PROBLEM DETAILS: Print the listing as it stands, omitting all images.

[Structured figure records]
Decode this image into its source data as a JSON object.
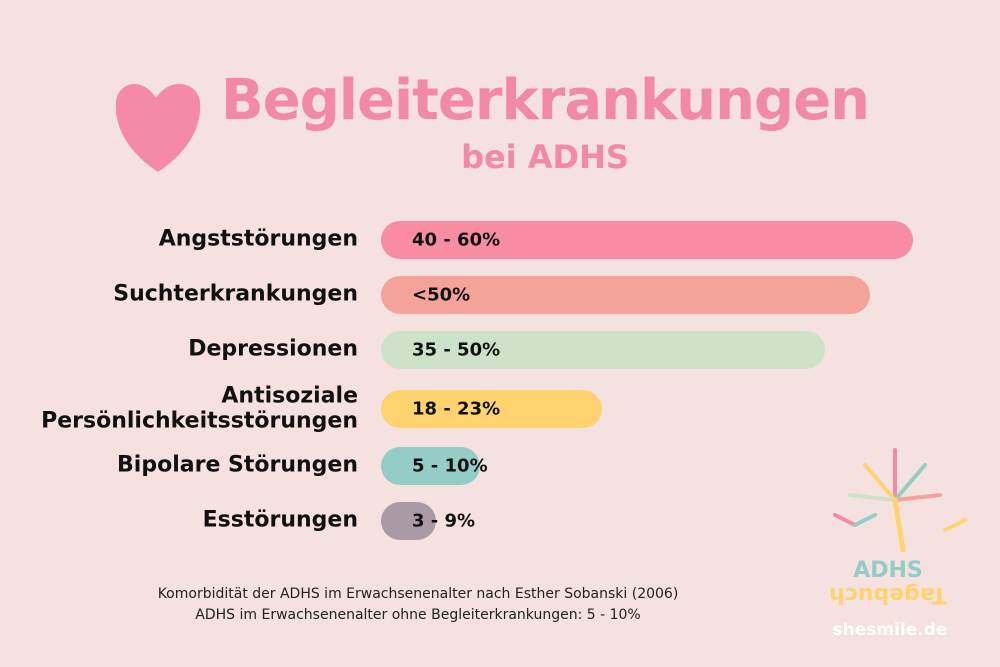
{
  "header": {
    "title": "Begleiterkrankungen",
    "subtitle": "bei ADHS"
  },
  "rows": [
    {
      "label": "Angststörungen",
      "value": "40 - 60%"
    },
    {
      "label": "Suchterkrankungen",
      "value": "<50%"
    },
    {
      "label": "Depressionen",
      "value": "35 - 50%"
    },
    {
      "label": "Antisoziale Persönlichkeitsstörungen",
      "value": "18 - 23%"
    },
    {
      "label": "Bipolare Störungen",
      "value": "5 - 10%"
    },
    {
      "label": "Esstörungen",
      "value": "3 - 9%"
    }
  ],
  "footer": {
    "notes": [
      "Komorbidität der ADHS im Erwachsenenalter nach Esther Sobanski (2006)",
      "ADHS im Erwachsenenalter ohne Begleiterkrankungen: 5 - 10%"
    ]
  },
  "logo": {
    "top": "ADHS",
    "bottom": "Tagebuch",
    "site": "shesmile.de"
  }
}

EXPECTED ANSWER:
Decode this image into its source data as a JSON object.
{
  "header": {
    "title": "Begleiterkrankungen",
    "subtitle": "bei ADHS"
  },
  "rows": [
    {
      "label": "Angststörungen",
      "value": "40 - 60%"
    },
    {
      "label": "Suchterkrankungen",
      "value": "<50%"
    },
    {
      "label": "Depressionen",
      "value": "35 - 50%"
    },
    {
      "label": "Antisoziale Persönlichkeitsstörungen",
      "value": "18 - 23%"
    },
    {
      "label": "Bipolare Störungen",
      "value": "5 - 10%"
    },
    {
      "label": "Esstörungen",
      "value": "3 - 9%"
    }
  ],
  "footer": {
    "notes": [
      "Komorbidität der ADHS im Erwachsenenalter nach Esther Sobanski (2006)",
      "ADHS im Erwachsenenalter ohne Begleiterkrankungen: 5 - 10%"
    ]
  },
  "logo": {
    "top": "ADHS",
    "bottom": "Tagebuch",
    "site": "shesmile.de"
  }
}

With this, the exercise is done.